| Your instructions |
Quote exactly, and only, the lines from the one with "Type out the text in this image." through the end of the listing.

| Provided records |
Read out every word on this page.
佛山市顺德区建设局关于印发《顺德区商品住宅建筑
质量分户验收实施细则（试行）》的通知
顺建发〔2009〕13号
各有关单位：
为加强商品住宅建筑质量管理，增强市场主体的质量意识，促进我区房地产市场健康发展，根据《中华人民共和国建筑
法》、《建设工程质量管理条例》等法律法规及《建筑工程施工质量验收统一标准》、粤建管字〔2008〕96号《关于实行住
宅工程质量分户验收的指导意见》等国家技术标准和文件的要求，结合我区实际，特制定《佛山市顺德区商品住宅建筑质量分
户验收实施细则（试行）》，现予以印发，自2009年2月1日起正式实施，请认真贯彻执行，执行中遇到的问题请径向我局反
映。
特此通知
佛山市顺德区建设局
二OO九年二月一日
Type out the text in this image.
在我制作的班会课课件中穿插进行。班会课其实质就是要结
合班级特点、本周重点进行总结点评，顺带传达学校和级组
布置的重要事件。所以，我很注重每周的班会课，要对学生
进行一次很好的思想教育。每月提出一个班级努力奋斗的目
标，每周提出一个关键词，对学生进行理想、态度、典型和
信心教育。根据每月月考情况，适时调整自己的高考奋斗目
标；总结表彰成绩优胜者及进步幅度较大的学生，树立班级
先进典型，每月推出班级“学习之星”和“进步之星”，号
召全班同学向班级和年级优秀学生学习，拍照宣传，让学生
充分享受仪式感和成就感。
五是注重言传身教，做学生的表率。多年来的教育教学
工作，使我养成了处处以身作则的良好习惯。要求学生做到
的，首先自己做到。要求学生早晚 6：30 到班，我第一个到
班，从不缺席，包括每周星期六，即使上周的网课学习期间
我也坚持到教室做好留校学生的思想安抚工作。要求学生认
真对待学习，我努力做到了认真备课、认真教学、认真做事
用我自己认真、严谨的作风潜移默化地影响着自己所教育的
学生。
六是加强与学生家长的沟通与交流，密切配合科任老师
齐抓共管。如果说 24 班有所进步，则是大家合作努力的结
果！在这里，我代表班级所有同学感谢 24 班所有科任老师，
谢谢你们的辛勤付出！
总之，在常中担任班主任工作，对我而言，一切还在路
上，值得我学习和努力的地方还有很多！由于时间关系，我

| Exercise solution |
Type out the text in this image.
在我制作的班会课课件中穿插进行。班会课其实质就是要结
合班级特点、本周重点进行总结点评，顺带传达学校和级组
布置的重要事件。所以，我很注重每周的班会课，要对学生
进行一次很好的思想教育。每月提出一个班级努力奋斗的目
标，每周提出一个关键词，对学生进行理想、态度、典型和
信心教育。根据每月月考情况，适时调整自己的高考奋斗目
标；总结表彰成绩优胜者及进步幅度较大的学生，树立班级
先进典型，每月推出班级“学习之星”和“进步之星”，号
召全班同学向班级和年级优秀学生学习，拍照宣传，让学生
充分享受仪式感和成就感。
五是注重言传身教，做学生的表率。多年来的教育教学
工作，使我养成了处处以身作则的良好习惯。要求学生做到
的，首先自己做到。要求学生早晚 6：30 到班，我第一个到
班，从不缺席，包括每周星期六，即使上周的网课学习期间
我也坚持到教室做好留校学生的思想安抚工作。要求学生认
真对待学习，我努力做到了认真备课、认真教学、认真做事
用我自己认真、严谨的作风潜移默化地影响着自己所教育的
学生。
六是加强与学生家长的沟通与交流，密切配合科任老师
齐抓共管。如果说 24 班有所进步，则是大家合作努力的结
果！在这里，我代表班级所有同学感谢 24 班所有科任老师，
谢谢你们的辛勤付出！
总之，在常中担任班主任工作，对我而言，一切还在路
上，值得我学习和努力的地方还有很多！由于时间关系，我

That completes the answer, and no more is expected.